»»
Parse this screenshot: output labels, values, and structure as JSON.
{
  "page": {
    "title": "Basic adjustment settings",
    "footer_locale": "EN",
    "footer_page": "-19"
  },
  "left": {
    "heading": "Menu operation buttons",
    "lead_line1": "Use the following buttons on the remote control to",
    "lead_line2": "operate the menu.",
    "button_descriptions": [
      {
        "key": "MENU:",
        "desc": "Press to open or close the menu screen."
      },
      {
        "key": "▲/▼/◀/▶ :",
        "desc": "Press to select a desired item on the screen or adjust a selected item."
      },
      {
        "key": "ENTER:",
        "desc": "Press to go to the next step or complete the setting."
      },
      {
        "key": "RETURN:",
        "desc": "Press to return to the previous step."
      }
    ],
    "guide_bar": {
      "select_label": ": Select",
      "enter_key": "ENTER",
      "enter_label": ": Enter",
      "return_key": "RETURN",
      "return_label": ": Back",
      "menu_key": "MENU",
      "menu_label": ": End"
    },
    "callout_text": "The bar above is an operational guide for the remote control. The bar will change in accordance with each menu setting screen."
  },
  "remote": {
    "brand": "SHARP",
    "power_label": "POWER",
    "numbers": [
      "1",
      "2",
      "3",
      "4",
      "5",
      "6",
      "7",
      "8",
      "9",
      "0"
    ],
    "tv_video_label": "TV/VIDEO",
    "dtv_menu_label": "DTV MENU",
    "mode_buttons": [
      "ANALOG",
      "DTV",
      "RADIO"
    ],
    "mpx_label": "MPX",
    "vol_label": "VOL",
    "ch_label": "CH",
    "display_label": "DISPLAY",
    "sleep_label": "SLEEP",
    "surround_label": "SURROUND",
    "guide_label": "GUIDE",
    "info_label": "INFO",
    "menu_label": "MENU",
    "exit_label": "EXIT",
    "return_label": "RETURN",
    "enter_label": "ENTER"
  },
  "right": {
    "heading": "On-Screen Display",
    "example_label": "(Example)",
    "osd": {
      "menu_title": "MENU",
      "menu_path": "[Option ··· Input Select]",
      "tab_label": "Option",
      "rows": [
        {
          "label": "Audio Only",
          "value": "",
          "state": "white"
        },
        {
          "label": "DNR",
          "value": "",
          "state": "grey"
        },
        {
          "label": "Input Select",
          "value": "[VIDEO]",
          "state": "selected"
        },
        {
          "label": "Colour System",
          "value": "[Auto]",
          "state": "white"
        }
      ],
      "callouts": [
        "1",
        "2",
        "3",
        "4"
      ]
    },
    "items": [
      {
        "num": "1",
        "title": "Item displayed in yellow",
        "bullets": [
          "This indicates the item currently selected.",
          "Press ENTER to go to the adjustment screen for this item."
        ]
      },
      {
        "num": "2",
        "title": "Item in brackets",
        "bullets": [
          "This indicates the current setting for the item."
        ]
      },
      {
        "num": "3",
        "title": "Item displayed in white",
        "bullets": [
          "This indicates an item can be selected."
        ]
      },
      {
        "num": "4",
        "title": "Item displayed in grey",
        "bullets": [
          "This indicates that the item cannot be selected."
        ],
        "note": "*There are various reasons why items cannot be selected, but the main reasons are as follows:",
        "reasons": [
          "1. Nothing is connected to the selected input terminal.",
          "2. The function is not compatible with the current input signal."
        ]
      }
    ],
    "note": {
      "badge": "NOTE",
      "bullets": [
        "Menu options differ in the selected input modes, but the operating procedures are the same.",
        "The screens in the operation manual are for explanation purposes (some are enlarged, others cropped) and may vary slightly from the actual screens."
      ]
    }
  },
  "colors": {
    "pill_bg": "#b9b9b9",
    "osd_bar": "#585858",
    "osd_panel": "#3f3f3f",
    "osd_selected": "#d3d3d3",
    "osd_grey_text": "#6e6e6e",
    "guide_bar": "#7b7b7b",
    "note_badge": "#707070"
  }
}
««
→ What to produce: Write out each line of the data above again, exactly as given.

→ Output for this task:
Parse this screenshot: output labels, values, and structure as JSON.
{
  "page": {
    "title": "Basic adjustment settings",
    "footer_locale": "EN",
    "footer_page": "-19"
  },
  "left": {
    "heading": "Menu operation buttons",
    "lead_line1": "Use the following buttons on the remote control to",
    "lead_line2": "operate the menu.",
    "button_descriptions": [
      {
        "key": "MENU:",
        "desc": "Press to open or close the menu screen."
      },
      {
        "key": "▲/▼/◀/▶ :",
        "desc": "Press to select a desired item on the screen or adjust a selected item."
      },
      {
        "key": "ENTER:",
        "desc": "Press to go to the next step or complete the setting."
      },
      {
        "key": "RETURN:",
        "desc": "Press to return to the previous step."
      }
    ],
    "guide_bar": {
      "select_label": ": Select",
      "enter_key": "ENTER",
      "enter_label": ": Enter",
      "return_key": "RETURN",
      "return_label": ": Back",
      "menu_key": "MENU",
      "menu_label": ": End"
    },
    "callout_text": "The bar above is an operational guide for the remote control. The bar will change in accordance with each menu setting screen."
  },
  "remote": {
    "brand": "SHARP",
    "power_label": "POWER",
    "numbers": [
      "1",
      "2",
      "3",
      "4",
      "5",
      "6",
      "7",
      "8",
      "9",
      "0"
    ],
    "tv_video_label": "TV/VIDEO",
    "dtv_menu_label": "DTV MENU",
    "mode_buttons": [
      "ANALOG",
      "DTV",
      "RADIO"
    ],
    "mpx_label": "MPX",
    "vol_label": "VOL",
    "ch_label": "CH",
    "display_label": "DISPLAY",
    "sleep_label": "SLEEP",
    "surround_label": "SURROUND",
    "guide_label": "GUIDE",
    "info_label": "INFO",
    "menu_label": "MENU",
    "exit_label": "EXIT",
    "return_label": "RETURN",
    "enter_label": "ENTER"
  },
  "right": {
    "heading": "On-Screen Display",
    "example_label": "(Example)",
    "osd": {
      "menu_title": "MENU",
      "menu_path": "[Option ··· Input Select]",
      "tab_label": "Option",
      "rows": [
        {
          "label": "Audio Only",
          "value": "",
          "state": "white"
        },
        {
          "label": "DNR",
          "value": "",
          "state": "grey"
        },
        {
          "label": "Input Select",
          "value": "[VIDEO]",
          "state": "selected"
        },
        {
          "label": "Colour System",
          "value": "[Auto]",
          "state": "white"
        }
      ],
      "callouts": [
        "1",
        "2",
        "3",
        "4"
      ]
    },
    "items": [
      {
        "num": "1",
        "title": "Item displayed in yellow",
        "bullets": [
          "This indicates the item currently selected.",
          "Press ENTER to go to the adjustment screen for this item."
        ]
      },
      {
        "num": "2",
        "title": "Item in brackets",
        "bullets": [
          "This indicates the current setting for the item."
        ]
      },
      {
        "num": "3",
        "title": "Item displayed in white",
        "bullets": [
          "This indicates an item can be selected."
        ]
      },
      {
        "num": "4",
        "title": "Item displayed in grey",
        "bullets": [
          "This indicates that the item cannot be selected."
        ],
        "note": "*There are various reasons why items cannot be selected, but the main reasons are as follows:",
        "reasons": [
          "1. Nothing is connected to the selected input terminal.",
          "2. The function is not compatible with the current input signal."
        ]
      }
    ],
    "note": {
      "badge": "NOTE",
      "bullets": [
        "Menu options differ in the selected input modes, but the operating procedures are the same.",
        "The screens in the operation manual are for explanation purposes (some are enlarged, others cropped) and may vary slightly from the actual screens."
      ]
    }
  },
  "colors": {
    "pill_bg": "#b9b9b9",
    "osd_bar": "#585858",
    "osd_panel": "#3f3f3f",
    "osd_selected": "#d3d3d3",
    "osd_grey_text": "#6e6e6e",
    "guide_bar": "#7b7b7b",
    "note_badge": "#707070"
  }
}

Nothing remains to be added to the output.